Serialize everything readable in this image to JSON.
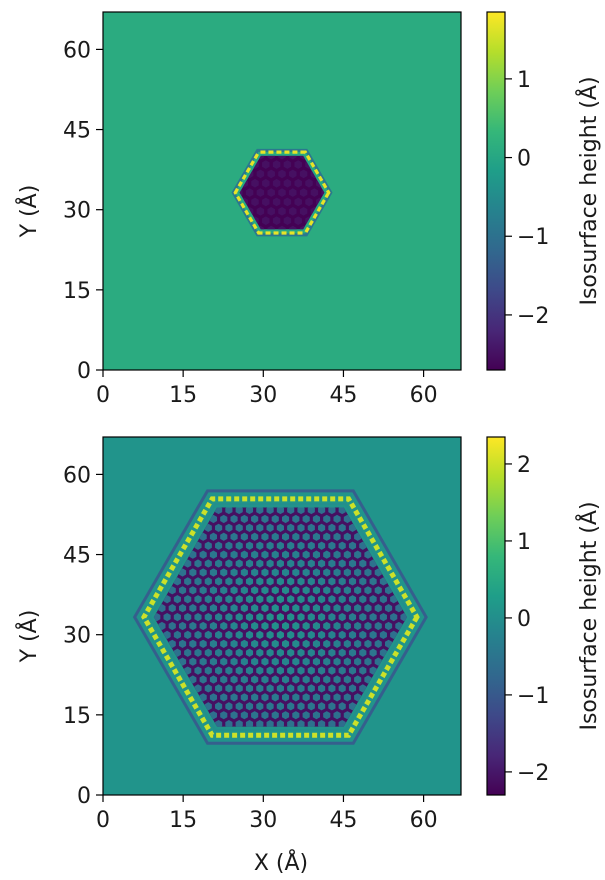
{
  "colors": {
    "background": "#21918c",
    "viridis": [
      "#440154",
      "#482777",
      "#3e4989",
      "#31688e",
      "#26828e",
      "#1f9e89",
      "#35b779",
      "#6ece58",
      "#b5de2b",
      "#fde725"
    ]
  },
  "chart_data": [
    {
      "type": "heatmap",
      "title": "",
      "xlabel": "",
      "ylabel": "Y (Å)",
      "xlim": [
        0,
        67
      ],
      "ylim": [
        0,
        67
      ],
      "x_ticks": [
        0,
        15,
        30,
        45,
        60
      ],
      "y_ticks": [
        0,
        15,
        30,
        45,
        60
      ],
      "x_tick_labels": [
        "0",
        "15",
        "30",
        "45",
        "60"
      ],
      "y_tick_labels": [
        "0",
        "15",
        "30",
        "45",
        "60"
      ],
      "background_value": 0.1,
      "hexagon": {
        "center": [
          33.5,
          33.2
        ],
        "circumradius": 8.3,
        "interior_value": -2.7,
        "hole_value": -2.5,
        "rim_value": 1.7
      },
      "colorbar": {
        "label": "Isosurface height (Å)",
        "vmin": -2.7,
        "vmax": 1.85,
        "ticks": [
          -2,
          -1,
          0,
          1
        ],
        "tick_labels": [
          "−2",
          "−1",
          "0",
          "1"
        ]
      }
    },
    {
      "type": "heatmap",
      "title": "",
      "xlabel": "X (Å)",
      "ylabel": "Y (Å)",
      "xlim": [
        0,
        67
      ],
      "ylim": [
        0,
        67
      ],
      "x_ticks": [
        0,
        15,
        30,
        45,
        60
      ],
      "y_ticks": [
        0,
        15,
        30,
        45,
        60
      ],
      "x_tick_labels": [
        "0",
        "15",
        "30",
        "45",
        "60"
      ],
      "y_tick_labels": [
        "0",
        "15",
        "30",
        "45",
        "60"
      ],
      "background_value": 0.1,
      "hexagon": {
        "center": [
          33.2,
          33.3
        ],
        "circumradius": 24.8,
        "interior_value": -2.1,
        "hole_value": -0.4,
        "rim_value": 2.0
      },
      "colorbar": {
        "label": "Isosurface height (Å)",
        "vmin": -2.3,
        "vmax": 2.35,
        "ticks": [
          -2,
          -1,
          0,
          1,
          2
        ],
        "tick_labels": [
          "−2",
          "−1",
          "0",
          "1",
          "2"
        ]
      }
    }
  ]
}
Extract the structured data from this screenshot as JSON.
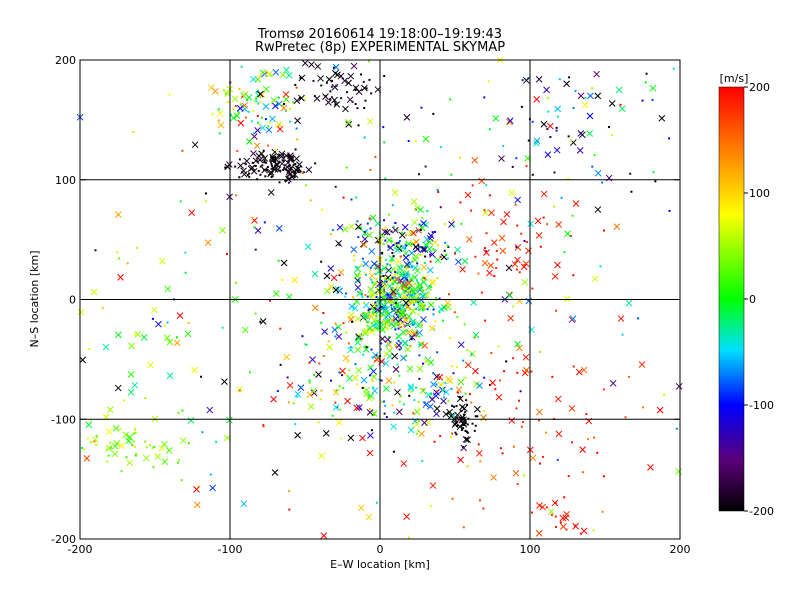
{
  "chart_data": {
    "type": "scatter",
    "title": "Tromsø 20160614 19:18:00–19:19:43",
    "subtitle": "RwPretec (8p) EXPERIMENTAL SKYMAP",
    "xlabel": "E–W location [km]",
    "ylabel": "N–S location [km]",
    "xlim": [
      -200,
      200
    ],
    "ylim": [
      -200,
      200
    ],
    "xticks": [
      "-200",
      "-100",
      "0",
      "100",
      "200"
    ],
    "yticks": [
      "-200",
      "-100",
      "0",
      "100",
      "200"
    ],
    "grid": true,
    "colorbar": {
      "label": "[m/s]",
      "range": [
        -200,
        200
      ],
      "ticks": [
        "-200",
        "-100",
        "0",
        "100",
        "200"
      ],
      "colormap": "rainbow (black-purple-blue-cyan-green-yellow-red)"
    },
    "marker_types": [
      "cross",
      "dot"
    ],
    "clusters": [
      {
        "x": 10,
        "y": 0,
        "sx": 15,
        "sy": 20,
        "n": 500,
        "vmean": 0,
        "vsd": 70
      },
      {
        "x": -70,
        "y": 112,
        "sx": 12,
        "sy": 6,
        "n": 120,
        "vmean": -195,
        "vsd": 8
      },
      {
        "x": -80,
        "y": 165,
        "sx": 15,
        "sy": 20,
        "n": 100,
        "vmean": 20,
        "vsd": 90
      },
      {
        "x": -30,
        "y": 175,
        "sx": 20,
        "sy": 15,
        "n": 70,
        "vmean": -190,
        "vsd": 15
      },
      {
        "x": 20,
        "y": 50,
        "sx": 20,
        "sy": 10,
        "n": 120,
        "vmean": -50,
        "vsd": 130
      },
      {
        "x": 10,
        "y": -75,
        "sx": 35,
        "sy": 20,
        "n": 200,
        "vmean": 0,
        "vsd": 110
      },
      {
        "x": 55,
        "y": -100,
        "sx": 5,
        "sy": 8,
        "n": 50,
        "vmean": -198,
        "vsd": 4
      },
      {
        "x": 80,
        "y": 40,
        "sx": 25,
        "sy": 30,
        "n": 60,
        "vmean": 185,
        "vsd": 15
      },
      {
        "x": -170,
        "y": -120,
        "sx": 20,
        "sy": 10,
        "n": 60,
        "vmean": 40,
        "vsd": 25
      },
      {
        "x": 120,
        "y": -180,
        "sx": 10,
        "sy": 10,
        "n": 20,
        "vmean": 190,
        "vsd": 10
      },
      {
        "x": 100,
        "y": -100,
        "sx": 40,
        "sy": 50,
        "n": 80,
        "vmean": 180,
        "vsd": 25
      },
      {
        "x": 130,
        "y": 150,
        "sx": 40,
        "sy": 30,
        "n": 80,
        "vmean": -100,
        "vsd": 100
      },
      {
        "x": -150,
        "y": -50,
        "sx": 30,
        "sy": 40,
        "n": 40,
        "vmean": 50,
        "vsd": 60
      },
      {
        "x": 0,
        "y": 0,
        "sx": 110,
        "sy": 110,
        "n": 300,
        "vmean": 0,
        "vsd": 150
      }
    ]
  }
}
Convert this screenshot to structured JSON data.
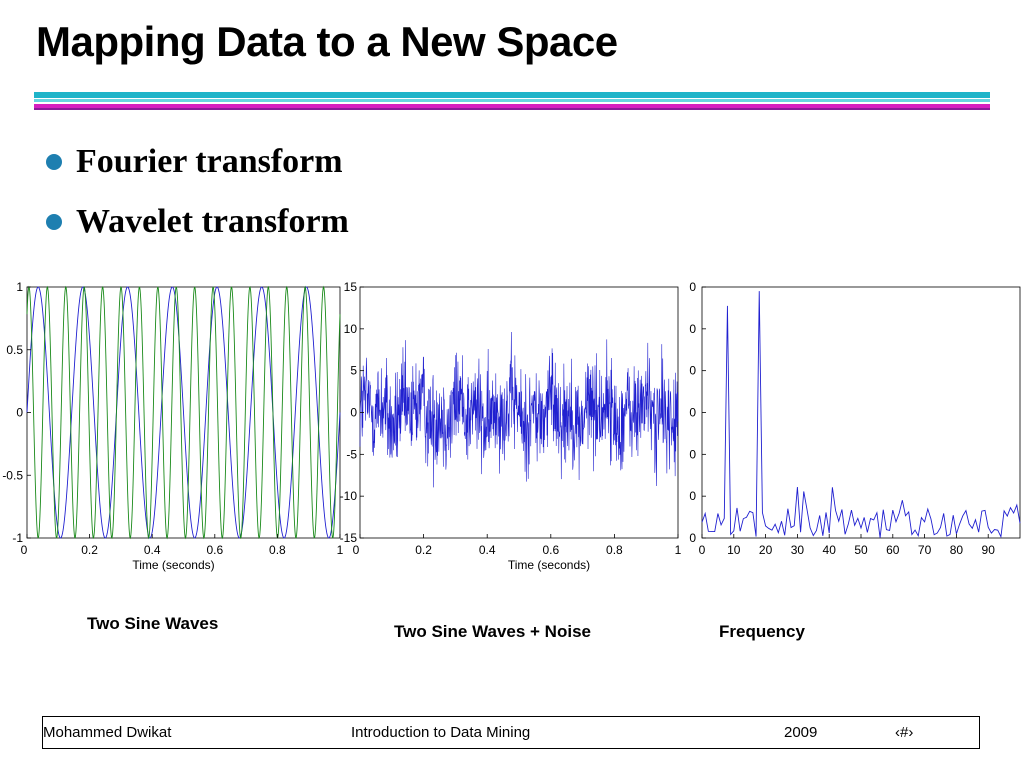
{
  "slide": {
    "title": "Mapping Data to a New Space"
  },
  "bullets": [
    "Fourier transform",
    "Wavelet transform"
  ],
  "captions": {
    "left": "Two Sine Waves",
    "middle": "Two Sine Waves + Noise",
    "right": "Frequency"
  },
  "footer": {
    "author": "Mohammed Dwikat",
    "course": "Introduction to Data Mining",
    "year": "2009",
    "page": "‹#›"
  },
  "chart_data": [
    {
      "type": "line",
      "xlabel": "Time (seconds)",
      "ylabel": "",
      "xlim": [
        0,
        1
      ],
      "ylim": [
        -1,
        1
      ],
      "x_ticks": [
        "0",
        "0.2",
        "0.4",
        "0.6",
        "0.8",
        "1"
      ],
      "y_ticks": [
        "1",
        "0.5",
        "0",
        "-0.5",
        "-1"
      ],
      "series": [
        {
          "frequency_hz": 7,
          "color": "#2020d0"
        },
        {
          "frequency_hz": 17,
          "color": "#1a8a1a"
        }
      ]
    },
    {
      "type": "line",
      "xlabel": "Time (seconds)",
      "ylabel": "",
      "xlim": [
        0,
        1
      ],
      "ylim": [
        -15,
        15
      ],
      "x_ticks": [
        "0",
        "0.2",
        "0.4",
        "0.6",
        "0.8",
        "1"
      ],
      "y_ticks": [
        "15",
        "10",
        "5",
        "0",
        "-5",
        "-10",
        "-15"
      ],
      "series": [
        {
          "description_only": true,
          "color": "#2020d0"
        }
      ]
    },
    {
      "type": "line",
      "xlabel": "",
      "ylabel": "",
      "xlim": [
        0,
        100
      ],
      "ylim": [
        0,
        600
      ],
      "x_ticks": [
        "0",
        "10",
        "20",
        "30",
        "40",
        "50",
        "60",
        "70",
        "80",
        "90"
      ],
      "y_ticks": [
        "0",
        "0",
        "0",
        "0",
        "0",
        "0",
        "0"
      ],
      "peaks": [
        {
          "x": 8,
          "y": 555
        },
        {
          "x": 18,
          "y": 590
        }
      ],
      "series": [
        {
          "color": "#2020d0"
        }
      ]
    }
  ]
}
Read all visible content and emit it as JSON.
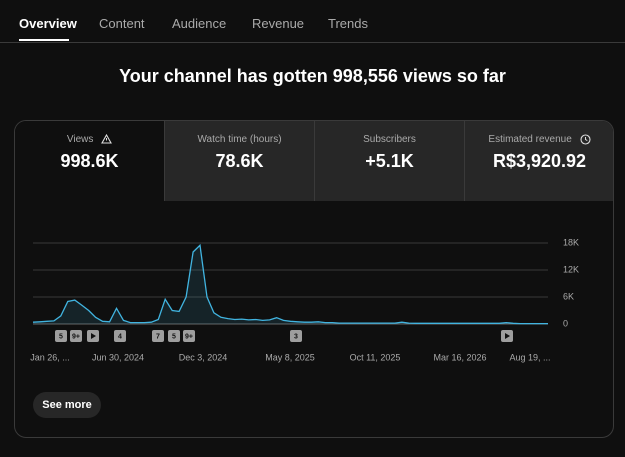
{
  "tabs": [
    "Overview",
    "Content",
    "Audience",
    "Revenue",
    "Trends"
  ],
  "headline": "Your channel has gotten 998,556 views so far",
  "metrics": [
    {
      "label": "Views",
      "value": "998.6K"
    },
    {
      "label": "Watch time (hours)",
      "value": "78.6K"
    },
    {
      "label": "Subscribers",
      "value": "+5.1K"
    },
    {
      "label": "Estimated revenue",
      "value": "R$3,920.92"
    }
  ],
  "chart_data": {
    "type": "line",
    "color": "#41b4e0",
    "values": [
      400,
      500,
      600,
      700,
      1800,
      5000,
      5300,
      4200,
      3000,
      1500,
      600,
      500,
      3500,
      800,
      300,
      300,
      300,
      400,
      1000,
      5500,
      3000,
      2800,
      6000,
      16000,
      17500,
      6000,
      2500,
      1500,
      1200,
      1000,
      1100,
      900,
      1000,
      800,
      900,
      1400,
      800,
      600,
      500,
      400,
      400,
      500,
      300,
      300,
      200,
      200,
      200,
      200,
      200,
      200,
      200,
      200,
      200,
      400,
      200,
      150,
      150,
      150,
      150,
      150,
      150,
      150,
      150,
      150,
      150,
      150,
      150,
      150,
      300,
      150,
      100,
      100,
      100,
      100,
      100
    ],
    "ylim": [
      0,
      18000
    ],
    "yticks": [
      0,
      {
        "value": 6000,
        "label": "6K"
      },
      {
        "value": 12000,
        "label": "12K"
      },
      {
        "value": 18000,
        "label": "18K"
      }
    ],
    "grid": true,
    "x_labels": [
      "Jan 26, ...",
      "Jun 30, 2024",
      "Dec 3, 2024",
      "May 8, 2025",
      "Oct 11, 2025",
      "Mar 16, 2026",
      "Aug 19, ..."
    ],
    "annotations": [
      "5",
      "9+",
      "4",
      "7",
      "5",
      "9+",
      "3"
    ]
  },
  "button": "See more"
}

• **Aim of the exercise**:
Count how many lines of the listing above include "structured" and report that number alone.

• **Exercise solution**:
2